### Goal of the exercise:
Exactly as written, print each record in the listing.

### Data lines:
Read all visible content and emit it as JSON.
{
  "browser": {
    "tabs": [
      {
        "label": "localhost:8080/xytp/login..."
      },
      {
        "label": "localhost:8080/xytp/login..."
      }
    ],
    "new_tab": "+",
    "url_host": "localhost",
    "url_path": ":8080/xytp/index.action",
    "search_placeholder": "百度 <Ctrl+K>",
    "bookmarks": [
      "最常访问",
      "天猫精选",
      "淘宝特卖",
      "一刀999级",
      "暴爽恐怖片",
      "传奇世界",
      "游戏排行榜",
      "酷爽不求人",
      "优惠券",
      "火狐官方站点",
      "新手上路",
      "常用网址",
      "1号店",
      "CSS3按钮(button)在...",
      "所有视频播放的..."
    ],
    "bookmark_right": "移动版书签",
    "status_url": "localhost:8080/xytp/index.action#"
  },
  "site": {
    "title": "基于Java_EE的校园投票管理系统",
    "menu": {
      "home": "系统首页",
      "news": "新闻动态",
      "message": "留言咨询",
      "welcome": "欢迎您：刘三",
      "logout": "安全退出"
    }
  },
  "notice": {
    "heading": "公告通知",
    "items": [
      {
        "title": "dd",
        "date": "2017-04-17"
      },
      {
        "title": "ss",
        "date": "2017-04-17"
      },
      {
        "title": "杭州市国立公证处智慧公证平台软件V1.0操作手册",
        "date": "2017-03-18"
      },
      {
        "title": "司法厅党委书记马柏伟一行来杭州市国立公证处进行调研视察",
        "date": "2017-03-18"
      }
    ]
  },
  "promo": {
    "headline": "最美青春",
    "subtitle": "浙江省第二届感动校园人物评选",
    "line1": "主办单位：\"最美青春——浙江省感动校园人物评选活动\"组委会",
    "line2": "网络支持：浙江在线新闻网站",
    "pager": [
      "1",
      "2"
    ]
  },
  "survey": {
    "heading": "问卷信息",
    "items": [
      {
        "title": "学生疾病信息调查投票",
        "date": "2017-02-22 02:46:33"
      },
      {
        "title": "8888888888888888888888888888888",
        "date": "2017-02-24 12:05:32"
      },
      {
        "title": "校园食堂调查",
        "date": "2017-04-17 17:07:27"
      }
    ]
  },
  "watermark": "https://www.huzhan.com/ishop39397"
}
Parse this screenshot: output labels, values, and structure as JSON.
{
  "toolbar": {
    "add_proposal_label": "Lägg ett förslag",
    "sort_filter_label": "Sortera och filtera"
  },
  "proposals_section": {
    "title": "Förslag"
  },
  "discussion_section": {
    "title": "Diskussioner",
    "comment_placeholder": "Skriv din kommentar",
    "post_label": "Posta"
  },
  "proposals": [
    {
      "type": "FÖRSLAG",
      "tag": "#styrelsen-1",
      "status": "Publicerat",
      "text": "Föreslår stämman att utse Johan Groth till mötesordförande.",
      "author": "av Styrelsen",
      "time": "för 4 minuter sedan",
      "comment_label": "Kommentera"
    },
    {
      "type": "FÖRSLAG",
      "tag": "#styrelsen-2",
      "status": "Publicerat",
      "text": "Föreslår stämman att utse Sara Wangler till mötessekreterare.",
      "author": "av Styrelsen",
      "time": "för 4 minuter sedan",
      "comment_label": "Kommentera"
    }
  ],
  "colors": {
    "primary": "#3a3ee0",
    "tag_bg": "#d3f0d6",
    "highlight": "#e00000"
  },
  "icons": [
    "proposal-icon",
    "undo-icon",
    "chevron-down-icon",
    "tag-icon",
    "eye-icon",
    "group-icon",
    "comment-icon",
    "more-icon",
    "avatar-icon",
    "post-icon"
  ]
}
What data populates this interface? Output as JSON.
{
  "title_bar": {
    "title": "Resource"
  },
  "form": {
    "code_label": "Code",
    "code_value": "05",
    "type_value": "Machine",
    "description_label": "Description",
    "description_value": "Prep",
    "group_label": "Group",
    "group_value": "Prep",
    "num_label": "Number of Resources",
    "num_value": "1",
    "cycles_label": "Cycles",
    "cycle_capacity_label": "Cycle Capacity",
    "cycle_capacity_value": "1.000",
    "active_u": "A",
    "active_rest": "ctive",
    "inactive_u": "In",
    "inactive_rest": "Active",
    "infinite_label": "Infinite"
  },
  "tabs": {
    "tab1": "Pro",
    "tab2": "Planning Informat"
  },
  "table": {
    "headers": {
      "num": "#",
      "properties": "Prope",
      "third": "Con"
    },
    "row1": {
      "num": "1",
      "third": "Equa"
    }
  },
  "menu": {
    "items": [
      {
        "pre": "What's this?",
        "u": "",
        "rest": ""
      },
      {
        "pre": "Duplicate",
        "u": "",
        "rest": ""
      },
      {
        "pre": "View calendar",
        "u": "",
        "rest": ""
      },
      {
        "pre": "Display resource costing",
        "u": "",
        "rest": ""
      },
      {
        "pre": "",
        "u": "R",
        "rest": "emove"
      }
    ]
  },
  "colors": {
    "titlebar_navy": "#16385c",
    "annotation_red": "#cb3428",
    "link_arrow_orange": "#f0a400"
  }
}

### Written solution:
Read all visible content and emit it as JSON.
{
  "browser": {
    "tabs": [
      {
        "label": "localhost:8080/xytp/login..."
      },
      {
        "label": "localhost:8080/xytp/login..."
      }
    ],
    "new_tab": "+",
    "url_host": "localhost",
    "url_path": ":8080/xytp/index.action",
    "search_placeholder": "百度 <Ctrl+K>",
    "bookmarks": [
      "最常访问",
      "天猫精选",
      "淘宝特卖",
      "一刀999级",
      "暴爽恐怖片",
      "传奇世界",
      "游戏排行榜",
      "酷爽不求人",
      "优惠券",
      "火狐官方站点",
      "新手上路",
      "常用网址",
      "1号店",
      "CSS3按钮(button)在...",
      "所有视频播放的..."
    ],
    "bookmark_right": "移动版书签",
    "status_url": "localhost:8080/xytp/index.action#"
  },
  "site": {
    "title": "基于Java_EE的校园投票管理系统",
    "menu": {
      "home": "系统首页",
      "news": "新闻动态",
      "message": "留言咨询",
      "welcome": "欢迎您：刘三",
      "logout": "安全退出"
    }
  },
  "notice": {
    "heading": "公告通知",
    "items": [
      {
        "title": "dd",
        "date": "2017-04-17"
      },
      {
        "title": "ss",
        "date": "2017-04-17"
      },
      {
        "title": "杭州市国立公证处智慧公证平台软件V1.0操作手册",
        "date": "2017-03-18"
      },
      {
        "title": "司法厅党委书记马柏伟一行来杭州市国立公证处进行调研视察",
        "date": "2017-03-18"
      }
    ]
  },
  "promo": {
    "headline": "最美青春",
    "subtitle": "浙江省第二届感动校园人物评选",
    "line1": "主办单位：\"最美青春——浙江省感动校园人物评选活动\"组委会",
    "line2": "网络支持：浙江在线新闻网站",
    "pager": [
      "1",
      "2"
    ]
  },
  "survey": {
    "heading": "问卷信息",
    "items": [
      {
        "title": "学生疾病信息调查投票",
        "date": "2017-02-22 02:46:33"
      },
      {
        "title": "8888888888888888888888888888888",
        "date": "2017-02-24 12:05:32"
      },
      {
        "title": "校园食堂调查",
        "date": "2017-04-17 17:07:27"
      }
    ]
  },
  "watermark": "https://www.huzhan.com/ishop39397"
}
Parse this screenshot: output labels, values, and structure as JSON.
{
  "toolbar": {
    "add_proposal_label": "Lägg ett förslag",
    "sort_filter_label": "Sortera och filtera"
  },
  "proposals_section": {
    "title": "Förslag"
  },
  "discussion_section": {
    "title": "Diskussioner",
    "comment_placeholder": "Skriv din kommentar",
    "post_label": "Posta"
  },
  "proposals": [
    {
      "type": "FÖRSLAG",
      "tag": "#styrelsen-1",
      "status": "Publicerat",
      "text": "Föreslår stämman att utse Johan Groth till mötesordförande.",
      "author": "av Styrelsen",
      "time": "för 4 minuter sedan",
      "comment_label": "Kommentera"
    },
    {
      "type": "FÖRSLAG",
      "tag": "#styrelsen-2",
      "status": "Publicerat",
      "text": "Föreslår stämman att utse Sara Wangler till mötessekreterare.",
      "author": "av Styrelsen",
      "time": "för 4 minuter sedan",
      "comment_label": "Kommentera"
    }
  ],
  "colors": {
    "primary": "#3a3ee0",
    "tag_bg": "#d3f0d6",
    "highlight": "#e00000"
  },
  "icons": [
    "proposal-icon",
    "undo-icon",
    "chevron-down-icon",
    "tag-icon",
    "eye-icon",
    "group-icon",
    "comment-icon",
    "more-icon",
    "avatar-icon",
    "post-icon"
  ]
}
What data populates this interface? Output as JSON.
{
  "title_bar": {
    "title": "Resource"
  },
  "form": {
    "code_label": "Code",
    "code_value": "05",
    "type_value": "Machine",
    "description_label": "Description",
    "description_value": "Prep",
    "group_label": "Group",
    "group_value": "Prep",
    "num_label": "Number of Resources",
    "num_value": "1",
    "cycles_label": "Cycles",
    "cycle_capacity_label": "Cycle Capacity",
    "cycle_capacity_value": "1.000",
    "active_u": "A",
    "active_rest": "ctive",
    "inactive_u": "In",
    "inactive_rest": "Active",
    "infinite_label": "Infinite"
  },
  "tabs": {
    "tab1": "Pro",
    "tab2": "Planning Informat"
  },
  "table": {
    "headers": {
      "num": "#",
      "properties": "Prope",
      "third": "Con"
    },
    "row1": {
      "num": "1",
      "third": "Equa"
    }
  },
  "menu": {
    "items": [
      {
        "pre": "What's this?",
        "u": "",
        "rest": ""
      },
      {
        "pre": "Duplicate",
        "u": "",
        "rest": ""
      },
      {
        "pre": "View calendar",
        "u": "",
        "rest": ""
      },
      {
        "pre": "Display resource costing",
        "u": "",
        "rest": ""
      },
      {
        "pre": "",
        "u": "R",
        "rest": "emove"
      }
    ]
  },
  "colors": {
    "titlebar_navy": "#16385c",
    "annotation_red": "#cb3428",
    "link_arrow_orange": "#f0a400"
  }
}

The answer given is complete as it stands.